**To do**.
Where a line contains the word "JSON", copy that line in full.

**Structured figure records**.
-*-

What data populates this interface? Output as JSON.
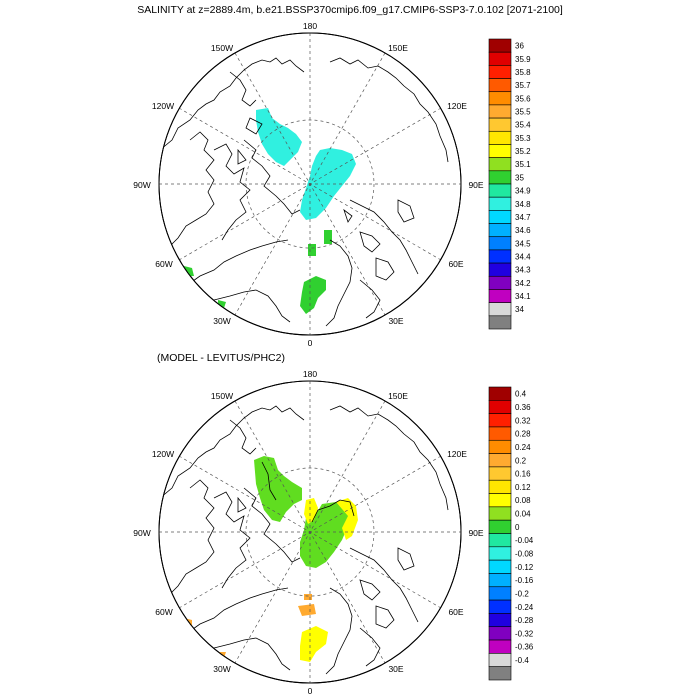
{
  "top_panel": {
    "title": "SALINITY at z=2889.4m, b.e21.BSSP370cmip6.f09_g17.CMIP6-SSP3-7.0.102 [2071-2100]",
    "lon_labels": {
      "n180": "180",
      "w150": "150W",
      "e150": "150E",
      "w120": "120W",
      "e120": "120E",
      "w90": "90W",
      "e90": "90E",
      "w60": "60W",
      "e60": "60E",
      "w30": "30W",
      "e30": "30E",
      "s0": "0"
    },
    "colorbar": {
      "labels": [
        "36",
        "35.9",
        "35.8",
        "35.7",
        "35.6",
        "35.5",
        "35.4",
        "35.3",
        "35.2",
        "35.1",
        "35",
        "34.9",
        "34.8",
        "34.7",
        "34.6",
        "34.5",
        "34.4",
        "34.3",
        "34.2",
        "34.1",
        "34"
      ],
      "colors": [
        "#a00000",
        "#e00000",
        "#ff2000",
        "#ff5a00",
        "#ff8c00",
        "#ffaa30",
        "#ffc830",
        "#ffe600",
        "#ffff00",
        "#90e020",
        "#30d030",
        "#20e8a0",
        "#30f0e0",
        "#00d8ff",
        "#00b0ff",
        "#0080ff",
        "#0030ff",
        "#2000e0",
        "#8000c0",
        "#c000c0",
        "#d8d8d8",
        "#808080"
      ]
    }
  },
  "bottom_panel": {
    "title": "(MODEL - LEVITUS/PHC2)",
    "lon_labels": {
      "n180": "180",
      "w150": "150W",
      "e150": "150E",
      "w120": "120W",
      "e120": "120E",
      "w90": "90W",
      "e90": "90E",
      "w60": "60W",
      "e60": "60E",
      "w30": "30W",
      "e30": "30E",
      "s0": "0"
    },
    "colorbar": {
      "labels": [
        "0.4",
        "0.36",
        "0.32",
        "0.28",
        "0.24",
        "0.2",
        "0.16",
        "0.12",
        "0.08",
        "0.04",
        "0",
        "-0.04",
        "-0.08",
        "-0.12",
        "-0.16",
        "-0.2",
        "-0.24",
        "-0.28",
        "-0.32",
        "-0.36",
        "-0.4"
      ],
      "colors": [
        "#a00000",
        "#e00000",
        "#ff2000",
        "#ff5a00",
        "#ff8c00",
        "#ffaa30",
        "#ffc830",
        "#ffe600",
        "#ffff00",
        "#90e020",
        "#30d030",
        "#20e8a0",
        "#30f0e0",
        "#00d8ff",
        "#00b0ff",
        "#0080ff",
        "#0030ff",
        "#2000e0",
        "#8000c0",
        "#c000c0",
        "#d8d8d8",
        "#808080"
      ]
    }
  },
  "colors": {
    "cyan_field": "#30f0e0",
    "green_field": "#30d030",
    "lime_field": "#60dd20",
    "yellow_field": "#ffff00",
    "orange_field": "#ffaa30"
  }
}
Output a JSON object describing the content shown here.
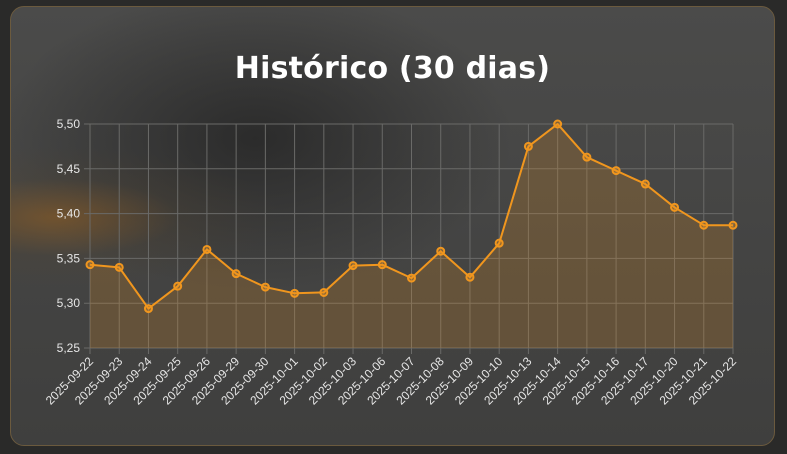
{
  "chart_data": {
    "type": "line",
    "title": "Histórico (30 dias)",
    "xlabel": "",
    "ylabel": "",
    "ylim": [
      5.25,
      5.5
    ],
    "yticks": [
      "5,50",
      "5,45",
      "5,40",
      "5,35",
      "5,30",
      "5,25"
    ],
    "ytick_values": [
      5.5,
      5.45,
      5.4,
      5.35,
      5.3,
      5.25
    ],
    "grid": true,
    "legend": "none",
    "categories": [
      "2025-09-22",
      "2025-09-23",
      "2025-09-24",
      "2025-09-25",
      "2025-09-26",
      "2025-09-29",
      "2025-09-30",
      "2025-10-01",
      "2025-10-02",
      "2025-10-03",
      "2025-10-06",
      "2025-10-07",
      "2025-10-08",
      "2025-10-09",
      "2025-10-10",
      "2025-10-13",
      "2025-10-14",
      "2025-10-15",
      "2025-10-16",
      "2025-10-17",
      "2025-10-20",
      "2025-10-21",
      "2025-10-22"
    ],
    "series": [
      {
        "values": [
          5.343,
          5.34,
          5.294,
          5.319,
          5.36,
          5.333,
          5.318,
          5.311,
          5.312,
          5.342,
          5.343,
          5.328,
          5.358,
          5.329,
          5.367,
          5.475,
          5.5,
          5.463,
          5.448,
          5.433,
          5.407,
          5.387,
          5.387
        ],
        "color": "#f0961e",
        "fill": "rgba(240,150,30,0.2)"
      }
    ]
  },
  "colors": {
    "line": "#f0961e",
    "grid": "#6a6a68",
    "text": "#e6e6e6"
  }
}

-*-

**Answer to the exercise**.
What data populates this interface? Output as JSON.
Output a JSON object describing the content shown here.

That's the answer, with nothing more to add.